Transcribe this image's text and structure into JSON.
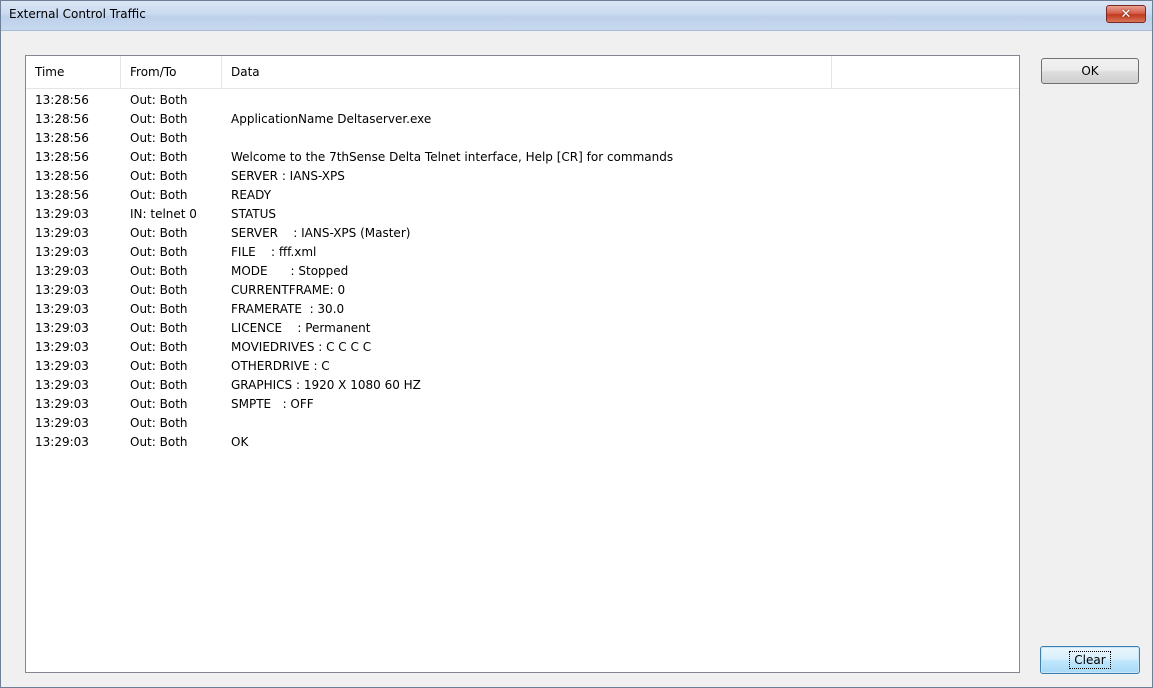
{
  "window": {
    "title": "External Control Traffic",
    "close_glyph": "✕"
  },
  "listview": {
    "columns": [
      "Time",
      "From/To",
      "Data",
      ""
    ],
    "rows": [
      {
        "time": "13:28:56",
        "from_to": "Out: Both",
        "data": ""
      },
      {
        "time": "13:28:56",
        "from_to": "Out: Both",
        "data": "ApplicationName Deltaserver.exe"
      },
      {
        "time": "13:28:56",
        "from_to": "Out: Both",
        "data": ""
      },
      {
        "time": "13:28:56",
        "from_to": "Out: Both",
        "data": "Welcome to the 7thSense Delta Telnet interface, Help [CR] for commands"
      },
      {
        "time": "13:28:56",
        "from_to": "Out: Both",
        "data": "SERVER : IANS-XPS"
      },
      {
        "time": "13:28:56",
        "from_to": "Out: Both",
        "data": "READY"
      },
      {
        "time": "13:29:03",
        "from_to": "IN: telnet 0",
        "data": "STATUS"
      },
      {
        "time": "13:29:03",
        "from_to": "Out: Both",
        "data": "SERVER    : IANS-XPS (Master)"
      },
      {
        "time": "13:29:03",
        "from_to": "Out: Both",
        "data": "FILE    : fff.xml"
      },
      {
        "time": "13:29:03",
        "from_to": "Out: Both",
        "data": "MODE      : Stopped"
      },
      {
        "time": "13:29:03",
        "from_to": "Out: Both",
        "data": "CURRENTFRAME: 0"
      },
      {
        "time": "13:29:03",
        "from_to": "Out: Both",
        "data": "FRAMERATE  : 30.0"
      },
      {
        "time": "13:29:03",
        "from_to": "Out: Both",
        "data": "LICENCE    : Permanent"
      },
      {
        "time": "13:29:03",
        "from_to": "Out: Both",
        "data": "MOVIEDRIVES : C C C C"
      },
      {
        "time": "13:29:03",
        "from_to": "Out: Both",
        "data": "OTHERDRIVE : C"
      },
      {
        "time": "13:29:03",
        "from_to": "Out: Both",
        "data": "GRAPHICS : 1920 X 1080 60 HZ"
      },
      {
        "time": "13:29:03",
        "from_to": "Out: Both",
        "data": "SMPTE   : OFF"
      },
      {
        "time": "13:29:03",
        "from_to": "Out: Both",
        "data": ""
      },
      {
        "time": "13:29:03",
        "from_to": "Out: Both",
        "data": "OK"
      }
    ]
  },
  "buttons": {
    "ok_label": "OK",
    "clear_label": "Clear"
  },
  "colors": {
    "close_button": "#c2391f",
    "titlebar": "#c9daf0",
    "dialog_background": "#f0f0f0"
  },
  "icons": {
    "close": "close-icon"
  }
}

----------------

_GIVEN TASK_.
Output each line exactly; omit every picture.

_FULL SOLUTION_.
Transcribe this image's text and structure into JSON.
{
  "window": {
    "title": "External Control Traffic",
    "close_glyph": "✕"
  },
  "listview": {
    "columns": [
      "Time",
      "From/To",
      "Data",
      ""
    ],
    "rows": [
      {
        "time": "13:28:56",
        "from_to": "Out: Both",
        "data": ""
      },
      {
        "time": "13:28:56",
        "from_to": "Out: Both",
        "data": "ApplicationName Deltaserver.exe"
      },
      {
        "time": "13:28:56",
        "from_to": "Out: Both",
        "data": ""
      },
      {
        "time": "13:28:56",
        "from_to": "Out: Both",
        "data": "Welcome to the 7thSense Delta Telnet interface, Help [CR] for commands"
      },
      {
        "time": "13:28:56",
        "from_to": "Out: Both",
        "data": "SERVER : IANS-XPS"
      },
      {
        "time": "13:28:56",
        "from_to": "Out: Both",
        "data": "READY"
      },
      {
        "time": "13:29:03",
        "from_to": "IN: telnet 0",
        "data": "STATUS"
      },
      {
        "time": "13:29:03",
        "from_to": "Out: Both",
        "data": "SERVER    : IANS-XPS (Master)"
      },
      {
        "time": "13:29:03",
        "from_to": "Out: Both",
        "data": "FILE    : fff.xml"
      },
      {
        "time": "13:29:03",
        "from_to": "Out: Both",
        "data": "MODE      : Stopped"
      },
      {
        "time": "13:29:03",
        "from_to": "Out: Both",
        "data": "CURRENTFRAME: 0"
      },
      {
        "time": "13:29:03",
        "from_to": "Out: Both",
        "data": "FRAMERATE  : 30.0"
      },
      {
        "time": "13:29:03",
        "from_to": "Out: Both",
        "data": "LICENCE    : Permanent"
      },
      {
        "time": "13:29:03",
        "from_to": "Out: Both",
        "data": "MOVIEDRIVES : C C C C"
      },
      {
        "time": "13:29:03",
        "from_to": "Out: Both",
        "data": "OTHERDRIVE : C"
      },
      {
        "time": "13:29:03",
        "from_to": "Out: Both",
        "data": "GRAPHICS : 1920 X 1080 60 HZ"
      },
      {
        "time": "13:29:03",
        "from_to": "Out: Both",
        "data": "SMPTE   : OFF"
      },
      {
        "time": "13:29:03",
        "from_to": "Out: Both",
        "data": ""
      },
      {
        "time": "13:29:03",
        "from_to": "Out: Both",
        "data": "OK"
      }
    ]
  },
  "buttons": {
    "ok_label": "OK",
    "clear_label": "Clear"
  },
  "colors": {
    "close_button": "#c2391f",
    "titlebar": "#c9daf0",
    "dialog_background": "#f0f0f0"
  },
  "icons": {
    "close": "close-icon"
  }
}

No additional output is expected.